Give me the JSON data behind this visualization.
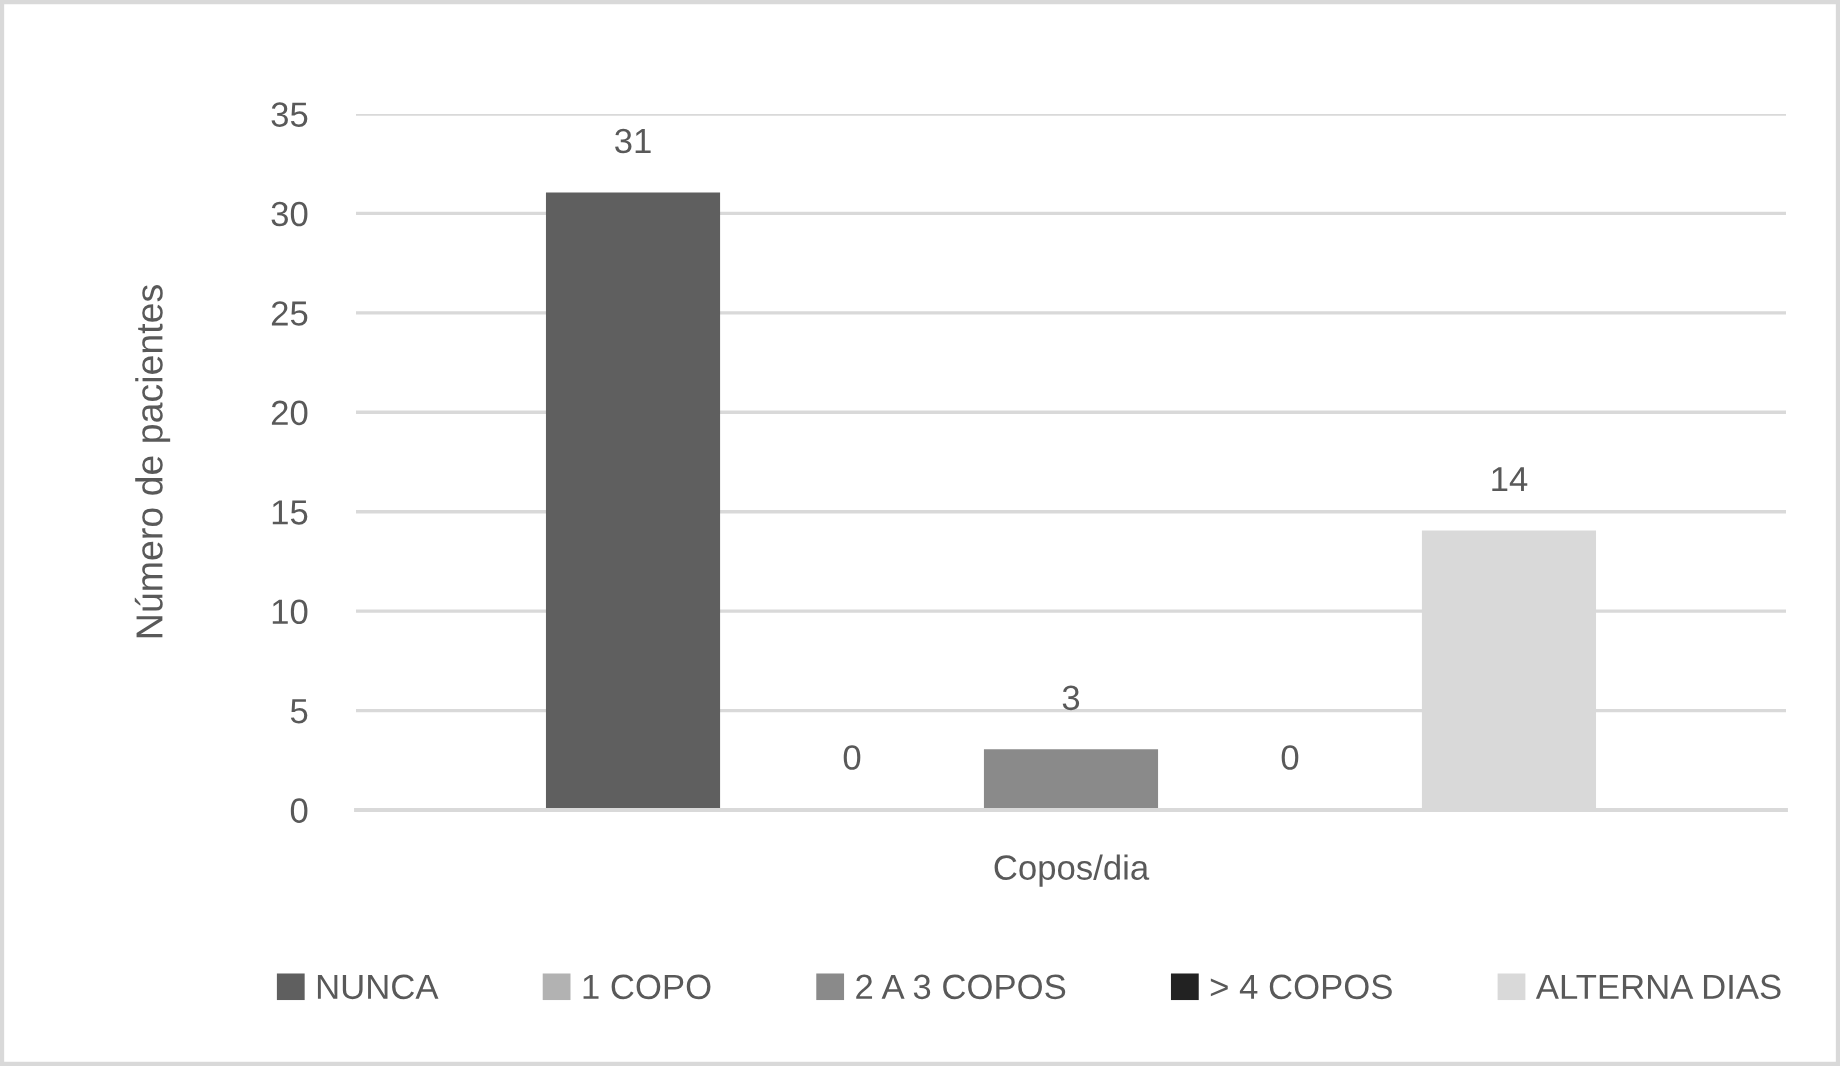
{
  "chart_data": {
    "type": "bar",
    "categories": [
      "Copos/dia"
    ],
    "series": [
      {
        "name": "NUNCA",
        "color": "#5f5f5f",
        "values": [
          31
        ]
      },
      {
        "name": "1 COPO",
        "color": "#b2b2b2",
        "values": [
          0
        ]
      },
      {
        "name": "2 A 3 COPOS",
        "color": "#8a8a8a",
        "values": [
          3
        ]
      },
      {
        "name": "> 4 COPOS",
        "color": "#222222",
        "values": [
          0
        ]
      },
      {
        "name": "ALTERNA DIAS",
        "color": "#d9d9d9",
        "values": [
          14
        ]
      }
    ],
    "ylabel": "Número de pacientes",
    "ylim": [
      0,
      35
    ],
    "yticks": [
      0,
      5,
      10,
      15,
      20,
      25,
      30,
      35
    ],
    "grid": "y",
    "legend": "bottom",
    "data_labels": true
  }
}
· · · · ·
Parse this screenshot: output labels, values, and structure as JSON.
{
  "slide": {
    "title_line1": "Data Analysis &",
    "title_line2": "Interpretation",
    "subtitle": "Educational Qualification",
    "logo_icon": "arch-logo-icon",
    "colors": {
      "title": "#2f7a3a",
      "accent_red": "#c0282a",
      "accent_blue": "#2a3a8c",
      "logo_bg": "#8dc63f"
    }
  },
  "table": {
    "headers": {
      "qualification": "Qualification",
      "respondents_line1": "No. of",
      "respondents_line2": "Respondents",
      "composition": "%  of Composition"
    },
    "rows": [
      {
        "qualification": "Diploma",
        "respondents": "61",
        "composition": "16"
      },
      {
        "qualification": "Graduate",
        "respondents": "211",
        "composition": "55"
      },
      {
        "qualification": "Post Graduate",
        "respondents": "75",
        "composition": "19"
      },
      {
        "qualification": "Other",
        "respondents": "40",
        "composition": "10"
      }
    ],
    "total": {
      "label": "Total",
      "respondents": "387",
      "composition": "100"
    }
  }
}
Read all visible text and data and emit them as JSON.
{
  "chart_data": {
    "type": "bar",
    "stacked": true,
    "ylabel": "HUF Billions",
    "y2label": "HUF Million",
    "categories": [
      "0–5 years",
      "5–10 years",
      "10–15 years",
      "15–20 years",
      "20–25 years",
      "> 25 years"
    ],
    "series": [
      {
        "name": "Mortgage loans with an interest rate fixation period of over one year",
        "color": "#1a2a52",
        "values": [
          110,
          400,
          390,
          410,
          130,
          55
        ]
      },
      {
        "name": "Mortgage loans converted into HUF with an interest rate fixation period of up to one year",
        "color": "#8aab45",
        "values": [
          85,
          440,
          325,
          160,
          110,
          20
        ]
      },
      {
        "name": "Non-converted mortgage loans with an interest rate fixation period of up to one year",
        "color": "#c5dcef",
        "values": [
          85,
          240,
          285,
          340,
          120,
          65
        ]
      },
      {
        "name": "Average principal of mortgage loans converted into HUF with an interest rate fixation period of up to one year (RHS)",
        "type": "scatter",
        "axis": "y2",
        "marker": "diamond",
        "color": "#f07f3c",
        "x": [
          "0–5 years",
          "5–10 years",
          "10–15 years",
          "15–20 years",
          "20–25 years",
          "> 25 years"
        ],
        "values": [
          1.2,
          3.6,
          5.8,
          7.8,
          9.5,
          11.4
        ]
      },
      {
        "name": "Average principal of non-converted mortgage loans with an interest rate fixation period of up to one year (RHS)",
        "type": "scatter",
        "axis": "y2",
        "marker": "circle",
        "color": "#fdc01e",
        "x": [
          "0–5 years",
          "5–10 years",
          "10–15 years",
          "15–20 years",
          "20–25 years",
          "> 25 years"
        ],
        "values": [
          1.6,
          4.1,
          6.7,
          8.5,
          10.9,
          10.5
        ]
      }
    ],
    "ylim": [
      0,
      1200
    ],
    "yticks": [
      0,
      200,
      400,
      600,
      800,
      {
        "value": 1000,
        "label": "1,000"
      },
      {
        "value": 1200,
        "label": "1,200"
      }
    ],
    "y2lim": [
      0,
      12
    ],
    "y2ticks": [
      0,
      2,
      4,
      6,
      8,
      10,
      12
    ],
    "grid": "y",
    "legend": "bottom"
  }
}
· · · · ·
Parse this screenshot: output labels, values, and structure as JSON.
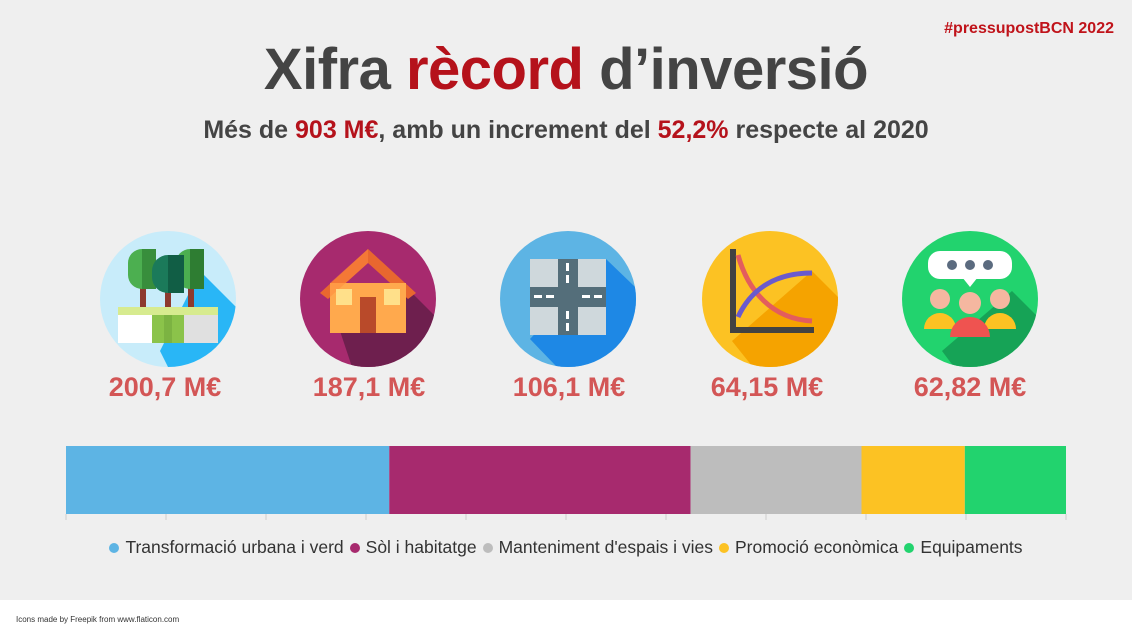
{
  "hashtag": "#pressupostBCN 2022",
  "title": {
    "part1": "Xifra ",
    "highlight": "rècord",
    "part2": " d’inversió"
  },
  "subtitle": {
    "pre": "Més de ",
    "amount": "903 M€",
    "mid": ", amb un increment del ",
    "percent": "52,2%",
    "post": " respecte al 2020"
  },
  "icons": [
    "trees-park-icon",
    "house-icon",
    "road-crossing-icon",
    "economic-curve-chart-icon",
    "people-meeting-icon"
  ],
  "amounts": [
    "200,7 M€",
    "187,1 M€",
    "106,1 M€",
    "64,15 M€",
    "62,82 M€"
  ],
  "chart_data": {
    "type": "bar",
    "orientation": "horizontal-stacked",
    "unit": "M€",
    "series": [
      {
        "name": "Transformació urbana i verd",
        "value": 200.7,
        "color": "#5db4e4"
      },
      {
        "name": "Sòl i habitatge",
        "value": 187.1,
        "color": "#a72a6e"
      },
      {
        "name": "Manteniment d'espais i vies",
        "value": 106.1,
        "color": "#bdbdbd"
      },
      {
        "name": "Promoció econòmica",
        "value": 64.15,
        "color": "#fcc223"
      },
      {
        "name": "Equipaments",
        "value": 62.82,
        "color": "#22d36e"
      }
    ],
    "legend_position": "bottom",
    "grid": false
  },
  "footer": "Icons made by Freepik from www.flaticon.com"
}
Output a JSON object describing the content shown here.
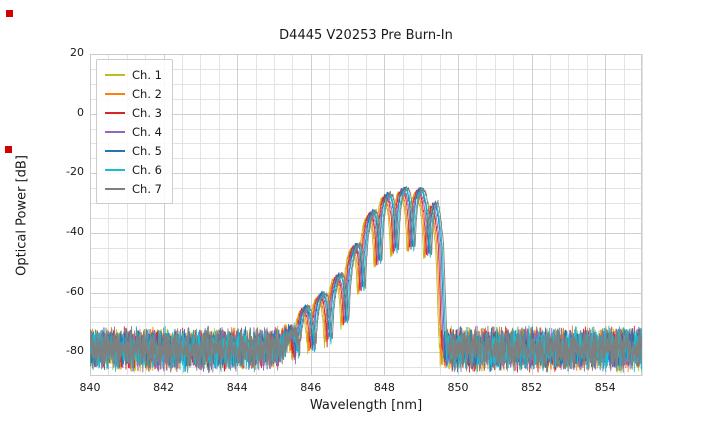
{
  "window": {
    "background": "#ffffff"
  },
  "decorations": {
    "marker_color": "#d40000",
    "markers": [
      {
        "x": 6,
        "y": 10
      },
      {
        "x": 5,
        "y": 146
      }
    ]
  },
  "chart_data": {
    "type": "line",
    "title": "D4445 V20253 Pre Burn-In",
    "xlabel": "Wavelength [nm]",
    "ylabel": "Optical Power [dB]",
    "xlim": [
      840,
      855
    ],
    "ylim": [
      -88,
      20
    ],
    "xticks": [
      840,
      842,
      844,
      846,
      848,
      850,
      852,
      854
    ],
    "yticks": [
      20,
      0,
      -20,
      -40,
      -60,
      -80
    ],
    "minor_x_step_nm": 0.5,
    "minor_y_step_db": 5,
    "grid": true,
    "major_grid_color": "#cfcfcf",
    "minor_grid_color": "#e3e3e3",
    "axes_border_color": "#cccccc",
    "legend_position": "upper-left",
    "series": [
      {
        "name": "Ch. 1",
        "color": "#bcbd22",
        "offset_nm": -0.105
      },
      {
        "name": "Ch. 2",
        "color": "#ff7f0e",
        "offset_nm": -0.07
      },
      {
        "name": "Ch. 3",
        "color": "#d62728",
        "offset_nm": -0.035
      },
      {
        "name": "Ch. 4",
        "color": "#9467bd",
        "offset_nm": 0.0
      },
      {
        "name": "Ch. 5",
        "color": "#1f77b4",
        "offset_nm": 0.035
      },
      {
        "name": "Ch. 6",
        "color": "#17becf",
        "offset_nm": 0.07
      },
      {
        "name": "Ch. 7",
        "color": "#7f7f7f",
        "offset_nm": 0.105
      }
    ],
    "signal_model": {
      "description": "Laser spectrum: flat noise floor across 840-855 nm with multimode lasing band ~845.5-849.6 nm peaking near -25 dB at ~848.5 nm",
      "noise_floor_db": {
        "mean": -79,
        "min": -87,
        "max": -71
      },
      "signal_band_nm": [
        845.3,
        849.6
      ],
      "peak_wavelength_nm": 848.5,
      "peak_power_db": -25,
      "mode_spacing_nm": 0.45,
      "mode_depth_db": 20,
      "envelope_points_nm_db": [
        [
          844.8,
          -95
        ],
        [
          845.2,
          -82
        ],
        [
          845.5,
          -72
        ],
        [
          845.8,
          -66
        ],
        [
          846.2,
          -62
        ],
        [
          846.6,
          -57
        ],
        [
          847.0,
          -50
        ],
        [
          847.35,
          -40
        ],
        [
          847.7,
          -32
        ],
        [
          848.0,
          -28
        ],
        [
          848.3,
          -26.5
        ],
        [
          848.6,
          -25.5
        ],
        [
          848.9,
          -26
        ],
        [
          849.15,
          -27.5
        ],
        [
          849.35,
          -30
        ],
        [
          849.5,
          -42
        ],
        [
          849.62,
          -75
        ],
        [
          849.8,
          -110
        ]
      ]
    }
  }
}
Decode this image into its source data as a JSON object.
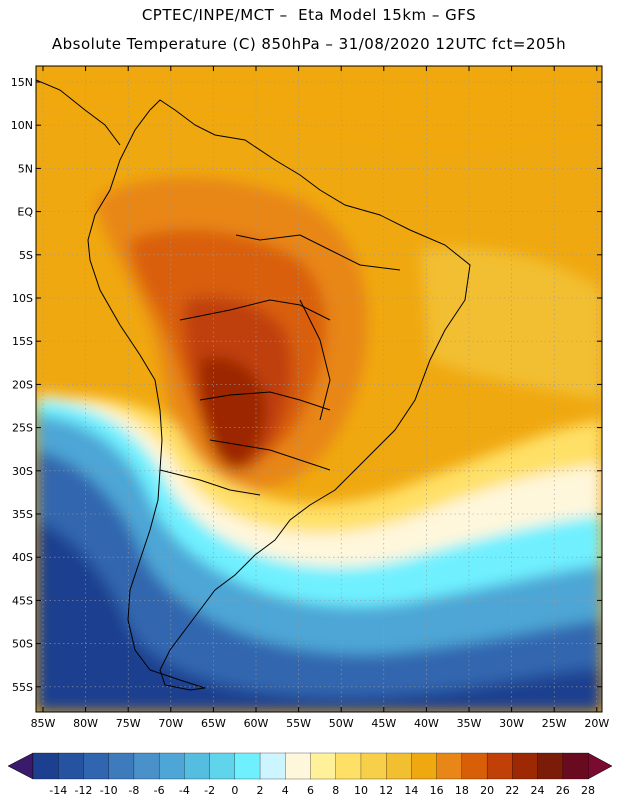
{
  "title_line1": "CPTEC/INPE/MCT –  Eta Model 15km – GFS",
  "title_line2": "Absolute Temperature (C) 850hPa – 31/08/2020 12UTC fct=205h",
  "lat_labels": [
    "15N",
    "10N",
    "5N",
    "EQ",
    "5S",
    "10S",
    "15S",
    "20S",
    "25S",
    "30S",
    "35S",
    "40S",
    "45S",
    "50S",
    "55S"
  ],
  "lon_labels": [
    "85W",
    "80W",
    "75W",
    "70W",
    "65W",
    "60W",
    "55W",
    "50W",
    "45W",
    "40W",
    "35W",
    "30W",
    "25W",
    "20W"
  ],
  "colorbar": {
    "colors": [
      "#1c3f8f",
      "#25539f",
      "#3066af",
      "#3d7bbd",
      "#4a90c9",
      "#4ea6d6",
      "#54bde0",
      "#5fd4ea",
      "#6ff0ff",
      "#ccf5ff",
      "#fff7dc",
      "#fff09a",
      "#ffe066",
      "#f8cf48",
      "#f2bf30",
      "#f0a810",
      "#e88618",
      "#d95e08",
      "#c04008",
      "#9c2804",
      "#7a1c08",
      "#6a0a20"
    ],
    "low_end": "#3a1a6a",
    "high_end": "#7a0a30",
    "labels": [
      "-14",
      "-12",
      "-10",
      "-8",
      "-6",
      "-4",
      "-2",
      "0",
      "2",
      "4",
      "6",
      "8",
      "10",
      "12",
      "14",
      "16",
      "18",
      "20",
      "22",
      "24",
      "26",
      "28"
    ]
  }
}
· · · · ·
* Exercise
Copy each line containing the word "subtitle" from the data.

* Exercise result
    "subtitle": "Educational Qualification",
  "subtitle": {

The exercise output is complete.